Direction:
Below is a set of records. Repeat all of them exactly.

Dataset entries:

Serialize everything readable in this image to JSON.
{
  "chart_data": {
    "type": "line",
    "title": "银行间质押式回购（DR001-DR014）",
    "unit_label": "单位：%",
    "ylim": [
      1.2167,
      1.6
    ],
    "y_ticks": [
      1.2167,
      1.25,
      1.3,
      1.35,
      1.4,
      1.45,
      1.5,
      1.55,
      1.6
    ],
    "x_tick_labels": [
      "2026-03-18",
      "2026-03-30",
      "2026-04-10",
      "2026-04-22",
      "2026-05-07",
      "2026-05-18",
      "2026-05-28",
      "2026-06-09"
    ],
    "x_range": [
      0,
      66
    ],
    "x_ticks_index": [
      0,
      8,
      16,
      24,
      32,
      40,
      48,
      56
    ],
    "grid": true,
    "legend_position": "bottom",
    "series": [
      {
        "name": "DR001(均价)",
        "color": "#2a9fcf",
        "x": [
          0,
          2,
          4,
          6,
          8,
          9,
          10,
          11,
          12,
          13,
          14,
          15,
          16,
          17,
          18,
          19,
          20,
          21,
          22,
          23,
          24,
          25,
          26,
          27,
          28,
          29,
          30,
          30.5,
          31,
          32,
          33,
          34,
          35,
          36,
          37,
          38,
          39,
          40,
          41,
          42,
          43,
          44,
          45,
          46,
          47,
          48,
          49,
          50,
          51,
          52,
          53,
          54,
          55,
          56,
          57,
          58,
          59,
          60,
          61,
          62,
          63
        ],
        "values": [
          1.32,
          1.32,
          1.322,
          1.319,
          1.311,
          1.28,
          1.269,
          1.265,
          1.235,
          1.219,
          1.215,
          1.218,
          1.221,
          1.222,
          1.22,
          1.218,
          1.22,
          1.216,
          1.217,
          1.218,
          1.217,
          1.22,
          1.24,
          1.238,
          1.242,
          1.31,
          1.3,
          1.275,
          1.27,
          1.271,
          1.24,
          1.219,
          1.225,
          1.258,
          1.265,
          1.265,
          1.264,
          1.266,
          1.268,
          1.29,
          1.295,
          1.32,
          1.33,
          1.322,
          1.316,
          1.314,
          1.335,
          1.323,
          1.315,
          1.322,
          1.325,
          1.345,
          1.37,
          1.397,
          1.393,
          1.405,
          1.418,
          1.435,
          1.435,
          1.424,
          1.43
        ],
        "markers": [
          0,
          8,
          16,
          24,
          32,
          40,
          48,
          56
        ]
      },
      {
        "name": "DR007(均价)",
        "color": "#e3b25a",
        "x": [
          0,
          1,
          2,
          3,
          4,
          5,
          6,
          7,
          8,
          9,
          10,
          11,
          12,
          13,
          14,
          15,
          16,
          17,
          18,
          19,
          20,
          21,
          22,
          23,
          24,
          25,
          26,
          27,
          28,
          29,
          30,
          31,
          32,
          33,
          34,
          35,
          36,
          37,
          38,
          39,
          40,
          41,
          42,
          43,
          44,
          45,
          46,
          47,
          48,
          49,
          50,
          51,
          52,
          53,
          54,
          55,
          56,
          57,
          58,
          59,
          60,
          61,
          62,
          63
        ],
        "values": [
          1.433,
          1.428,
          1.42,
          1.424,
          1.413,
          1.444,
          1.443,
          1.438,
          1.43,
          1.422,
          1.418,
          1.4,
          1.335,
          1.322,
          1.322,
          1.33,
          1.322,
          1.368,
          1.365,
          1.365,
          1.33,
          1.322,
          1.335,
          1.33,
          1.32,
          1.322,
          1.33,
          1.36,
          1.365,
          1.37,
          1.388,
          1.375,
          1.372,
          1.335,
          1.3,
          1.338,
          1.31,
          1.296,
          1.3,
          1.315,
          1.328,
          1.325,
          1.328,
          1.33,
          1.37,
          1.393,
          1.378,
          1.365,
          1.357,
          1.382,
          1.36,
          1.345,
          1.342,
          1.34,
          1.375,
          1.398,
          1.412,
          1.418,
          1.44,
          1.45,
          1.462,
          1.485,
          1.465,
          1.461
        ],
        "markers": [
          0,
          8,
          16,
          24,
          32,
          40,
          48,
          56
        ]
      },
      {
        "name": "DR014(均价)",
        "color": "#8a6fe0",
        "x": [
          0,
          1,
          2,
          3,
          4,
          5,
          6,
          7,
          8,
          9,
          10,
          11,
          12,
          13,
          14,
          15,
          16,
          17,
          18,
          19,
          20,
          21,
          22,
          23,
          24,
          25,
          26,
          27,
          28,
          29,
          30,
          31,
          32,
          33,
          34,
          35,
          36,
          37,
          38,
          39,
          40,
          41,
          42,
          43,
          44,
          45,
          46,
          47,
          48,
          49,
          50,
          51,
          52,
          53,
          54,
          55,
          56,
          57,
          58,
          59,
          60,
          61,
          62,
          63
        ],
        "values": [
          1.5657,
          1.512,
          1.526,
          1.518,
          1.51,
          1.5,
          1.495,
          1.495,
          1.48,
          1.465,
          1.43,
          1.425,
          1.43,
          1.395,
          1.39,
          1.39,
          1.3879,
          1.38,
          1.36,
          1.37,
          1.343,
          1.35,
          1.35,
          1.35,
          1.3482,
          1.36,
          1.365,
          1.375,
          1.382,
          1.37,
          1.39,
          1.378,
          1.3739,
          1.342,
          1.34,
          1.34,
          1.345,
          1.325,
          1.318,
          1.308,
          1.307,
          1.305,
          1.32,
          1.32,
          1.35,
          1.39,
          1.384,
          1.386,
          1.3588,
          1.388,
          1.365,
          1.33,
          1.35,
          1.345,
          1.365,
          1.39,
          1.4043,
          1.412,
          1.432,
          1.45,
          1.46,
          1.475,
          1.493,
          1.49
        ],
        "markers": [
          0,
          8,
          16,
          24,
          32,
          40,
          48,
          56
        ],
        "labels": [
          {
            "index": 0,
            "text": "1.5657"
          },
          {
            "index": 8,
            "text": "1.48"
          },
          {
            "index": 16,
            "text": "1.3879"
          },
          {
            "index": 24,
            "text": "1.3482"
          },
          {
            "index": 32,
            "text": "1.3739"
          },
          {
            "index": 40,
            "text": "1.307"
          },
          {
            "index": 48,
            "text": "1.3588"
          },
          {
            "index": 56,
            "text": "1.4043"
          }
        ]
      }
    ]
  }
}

Worked solution:
Serialize everything readable in this image to JSON.
{
  "chart_data": {
    "type": "line",
    "title": "银行间质押式回购（DR001-DR014）",
    "unit_label": "单位：%",
    "ylim": [
      1.2167,
      1.6
    ],
    "y_ticks": [
      1.2167,
      1.25,
      1.3,
      1.35,
      1.4,
      1.45,
      1.5,
      1.55,
      1.6
    ],
    "x_tick_labels": [
      "2026-03-18",
      "2026-03-30",
      "2026-04-10",
      "2026-04-22",
      "2026-05-07",
      "2026-05-18",
      "2026-05-28",
      "2026-06-09"
    ],
    "x_range": [
      0,
      66
    ],
    "x_ticks_index": [
      0,
      8,
      16,
      24,
      32,
      40,
      48,
      56
    ],
    "grid": true,
    "legend_position": "bottom",
    "series": [
      {
        "name": "DR001(均价)",
        "color": "#2a9fcf",
        "x": [
          0,
          2,
          4,
          6,
          8,
          9,
          10,
          11,
          12,
          13,
          14,
          15,
          16,
          17,
          18,
          19,
          20,
          21,
          22,
          23,
          24,
          25,
          26,
          27,
          28,
          29,
          30,
          30.5,
          31,
          32,
          33,
          34,
          35,
          36,
          37,
          38,
          39,
          40,
          41,
          42,
          43,
          44,
          45,
          46,
          47,
          48,
          49,
          50,
          51,
          52,
          53,
          54,
          55,
          56,
          57,
          58,
          59,
          60,
          61,
          62,
          63
        ],
        "values": [
          1.32,
          1.32,
          1.322,
          1.319,
          1.311,
          1.28,
          1.269,
          1.265,
          1.235,
          1.219,
          1.215,
          1.218,
          1.221,
          1.222,
          1.22,
          1.218,
          1.22,
          1.216,
          1.217,
          1.218,
          1.217,
          1.22,
          1.24,
          1.238,
          1.242,
          1.31,
          1.3,
          1.275,
          1.27,
          1.271,
          1.24,
          1.219,
          1.225,
          1.258,
          1.265,
          1.265,
          1.264,
          1.266,
          1.268,
          1.29,
          1.295,
          1.32,
          1.33,
          1.322,
          1.316,
          1.314,
          1.335,
          1.323,
          1.315,
          1.322,
          1.325,
          1.345,
          1.37,
          1.397,
          1.393,
          1.405,
          1.418,
          1.435,
          1.435,
          1.424,
          1.43
        ],
        "markers": [
          0,
          8,
          16,
          24,
          32,
          40,
          48,
          56
        ]
      },
      {
        "name": "DR007(均价)",
        "color": "#e3b25a",
        "x": [
          0,
          1,
          2,
          3,
          4,
          5,
          6,
          7,
          8,
          9,
          10,
          11,
          12,
          13,
          14,
          15,
          16,
          17,
          18,
          19,
          20,
          21,
          22,
          23,
          24,
          25,
          26,
          27,
          28,
          29,
          30,
          31,
          32,
          33,
          34,
          35,
          36,
          37,
          38,
          39,
          40,
          41,
          42,
          43,
          44,
          45,
          46,
          47,
          48,
          49,
          50,
          51,
          52,
          53,
          54,
          55,
          56,
          57,
          58,
          59,
          60,
          61,
          62,
          63
        ],
        "values": [
          1.433,
          1.428,
          1.42,
          1.424,
          1.413,
          1.444,
          1.443,
          1.438,
          1.43,
          1.422,
          1.418,
          1.4,
          1.335,
          1.322,
          1.322,
          1.33,
          1.322,
          1.368,
          1.365,
          1.365,
          1.33,
          1.322,
          1.335,
          1.33,
          1.32,
          1.322,
          1.33,
          1.36,
          1.365,
          1.37,
          1.388,
          1.375,
          1.372,
          1.335,
          1.3,
          1.338,
          1.31,
          1.296,
          1.3,
          1.315,
          1.328,
          1.325,
          1.328,
          1.33,
          1.37,
          1.393,
          1.378,
          1.365,
          1.357,
          1.382,
          1.36,
          1.345,
          1.342,
          1.34,
          1.375,
          1.398,
          1.412,
          1.418,
          1.44,
          1.45,
          1.462,
          1.485,
          1.465,
          1.461
        ],
        "markers": [
          0,
          8,
          16,
          24,
          32,
          40,
          48,
          56
        ]
      },
      {
        "name": "DR014(均价)",
        "color": "#8a6fe0",
        "x": [
          0,
          1,
          2,
          3,
          4,
          5,
          6,
          7,
          8,
          9,
          10,
          11,
          12,
          13,
          14,
          15,
          16,
          17,
          18,
          19,
          20,
          21,
          22,
          23,
          24,
          25,
          26,
          27,
          28,
          29,
          30,
          31,
          32,
          33,
          34,
          35,
          36,
          37,
          38,
          39,
          40,
          41,
          42,
          43,
          44,
          45,
          46,
          47,
          48,
          49,
          50,
          51,
          52,
          53,
          54,
          55,
          56,
          57,
          58,
          59,
          60,
          61,
          62,
          63
        ],
        "values": [
          1.5657,
          1.512,
          1.526,
          1.518,
          1.51,
          1.5,
          1.495,
          1.495,
          1.48,
          1.465,
          1.43,
          1.425,
          1.43,
          1.395,
          1.39,
          1.39,
          1.3879,
          1.38,
          1.36,
          1.37,
          1.343,
          1.35,
          1.35,
          1.35,
          1.3482,
          1.36,
          1.365,
          1.375,
          1.382,
          1.37,
          1.39,
          1.378,
          1.3739,
          1.342,
          1.34,
          1.34,
          1.345,
          1.325,
          1.318,
          1.308,
          1.307,
          1.305,
          1.32,
          1.32,
          1.35,
          1.39,
          1.384,
          1.386,
          1.3588,
          1.388,
          1.365,
          1.33,
          1.35,
          1.345,
          1.365,
          1.39,
          1.4043,
          1.412,
          1.432,
          1.45,
          1.46,
          1.475,
          1.493,
          1.49
        ],
        "markers": [
          0,
          8,
          16,
          24,
          32,
          40,
          48,
          56
        ],
        "labels": [
          {
            "index": 0,
            "text": "1.5657"
          },
          {
            "index": 8,
            "text": "1.48"
          },
          {
            "index": 16,
            "text": "1.3879"
          },
          {
            "index": 24,
            "text": "1.3482"
          },
          {
            "index": 32,
            "text": "1.3739"
          },
          {
            "index": 40,
            "text": "1.307"
          },
          {
            "index": 48,
            "text": "1.3588"
          },
          {
            "index": 56,
            "text": "1.4043"
          }
        ]
      }
    ]
  }
}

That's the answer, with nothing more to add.